(Saved entries)
........

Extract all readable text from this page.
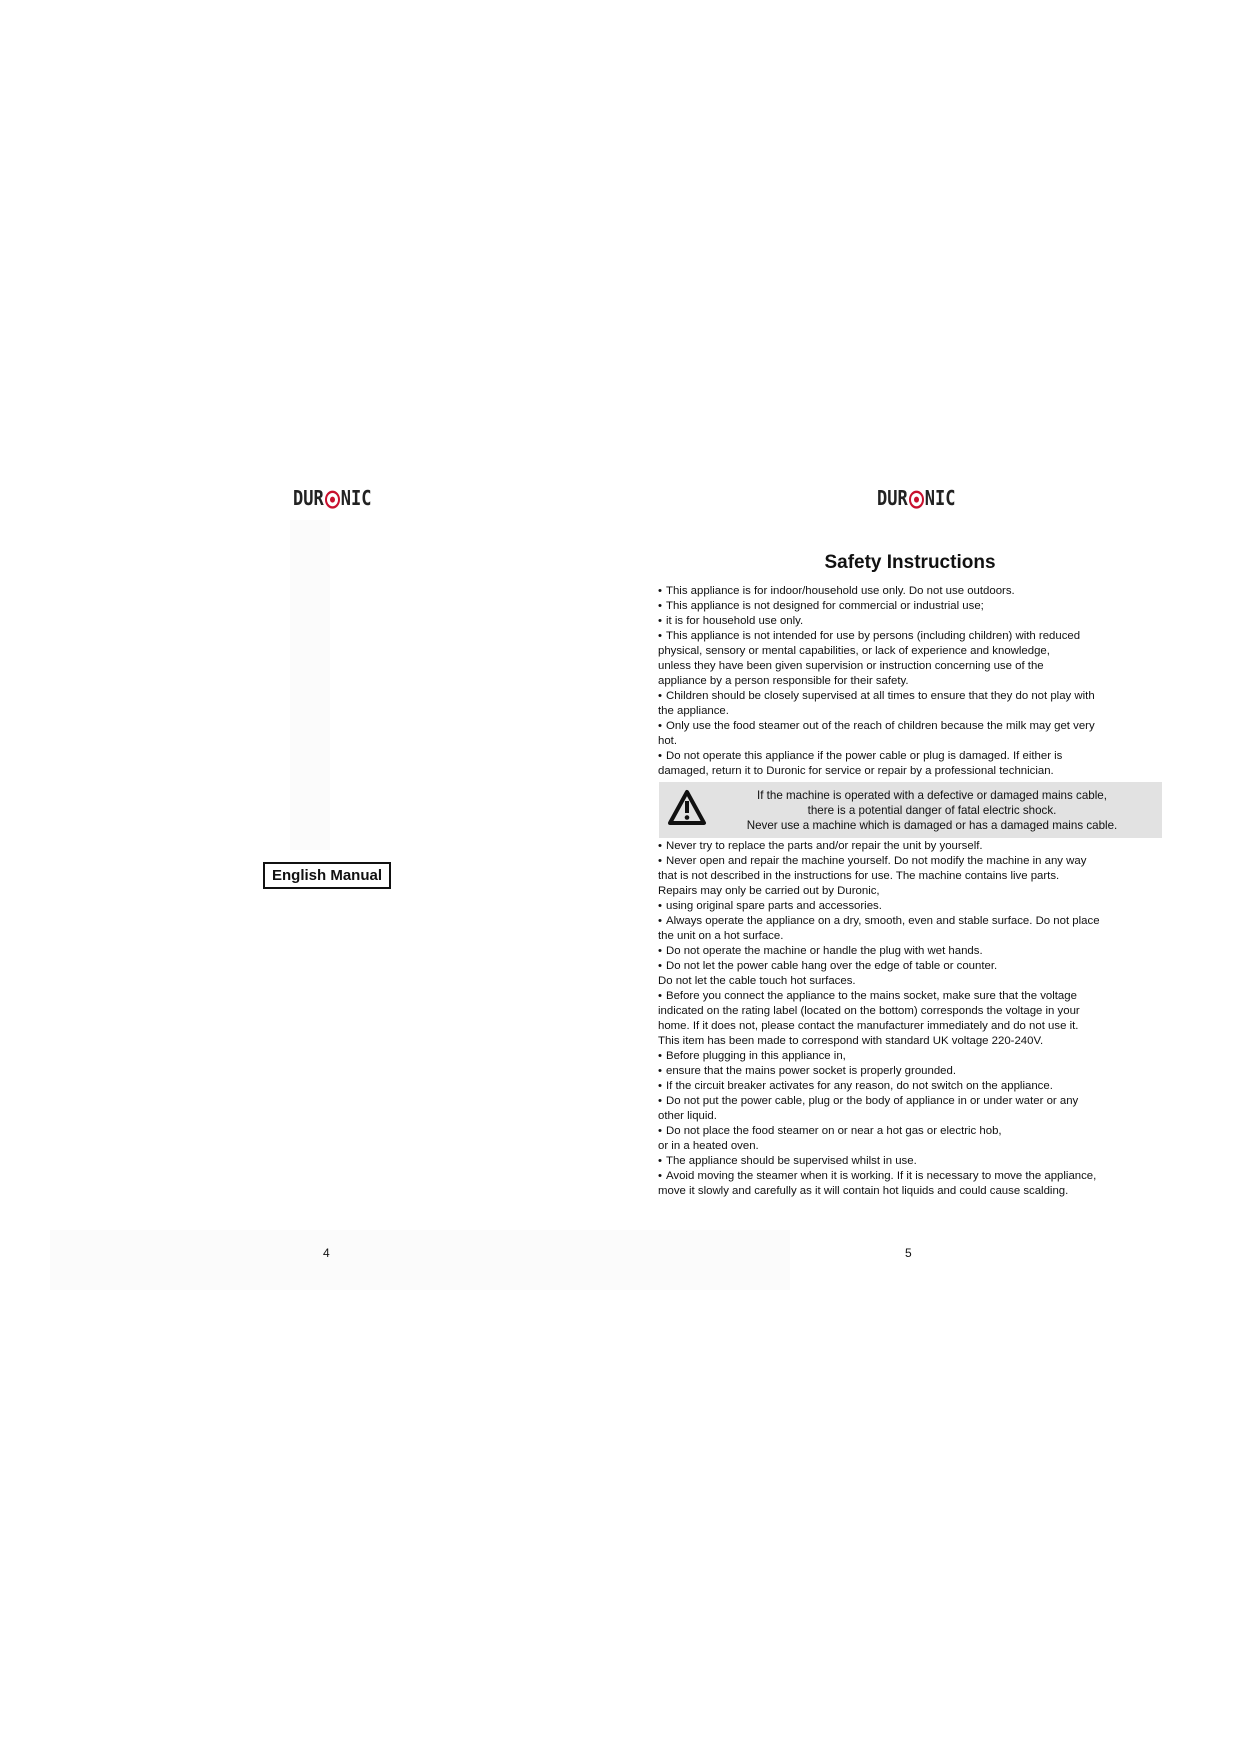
DUR NIC
English Manual
4
DUR NIC
Safety Instructions
• This appliance is for indoor/household use only. Do not use outdoors.
• This appliance is not designed for commercial or industrial use;
• it is for household use only.
• This appliance is not intended for use by persons (including children) with reduced
physical, sensory or mental capabilities, or lack of experience and knowledge,
unless they have been given supervision or instruction concerning use of the
appliance by a person responsible for their safety.
• Children should be closely supervised at all times to ensure that they do not play with
the appliance.
• Only use the food steamer out of the reach of children because the milk may get very
hot.
• Do not operate this appliance if the power cable or plug is damaged. If either is
damaged, return it to Duronic for service or repair by a professional technician.
If the machine is operated with a defective or damaged mains cable,
there is a potential danger of fatal electric shock.
Never use a machine which is damaged or has a damaged mains cable.
• Never try to replace the parts and/or repair the unit by yourself.
• Never open and repair the machine yourself. Do not modify the machine in any way
that is not described in the instructions for use. The machine contains live parts.
Repairs may only be carried out by Duronic,
• using original spare parts and accessories.
• Always operate the appliance on a dry, smooth, even and stable surface. Do not place
the unit on a hot surface.
• Do not operate the machine or handle the plug with wet hands.
• Do not let the power cable hang over the edge of table or counter.
Do not let the cable touch hot surfaces.
• Before you connect the appliance to the mains socket, make sure that the voltage
indicated on the rating label (located on the bottom) corresponds the voltage in your
home. If it does not, please contact the manufacturer immediately and do not use it.
This item has been made to correspond with standard UK voltage 220-240V.
• Before plugging in this appliance in,
• ensure that the mains power socket is properly grounded.
• If the circuit breaker activates for any reason, do not switch on the appliance.
• Do not put the power cable, plug or the body of appliance in or under water or any
other liquid.
• Do not place the food steamer on or near a hot gas or electric hob,
or in a heated oven.
• The appliance should be supervised whilst in use.
• Avoid moving the steamer when it is working. If it is necessary to move the appliance,
move it slowly and carefully as it will contain hot liquids and could cause scalding.
5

........

[Exercise requirements]
Find how many lines of the entries contain "Duronic". Respond with the number only.

[Task response]
2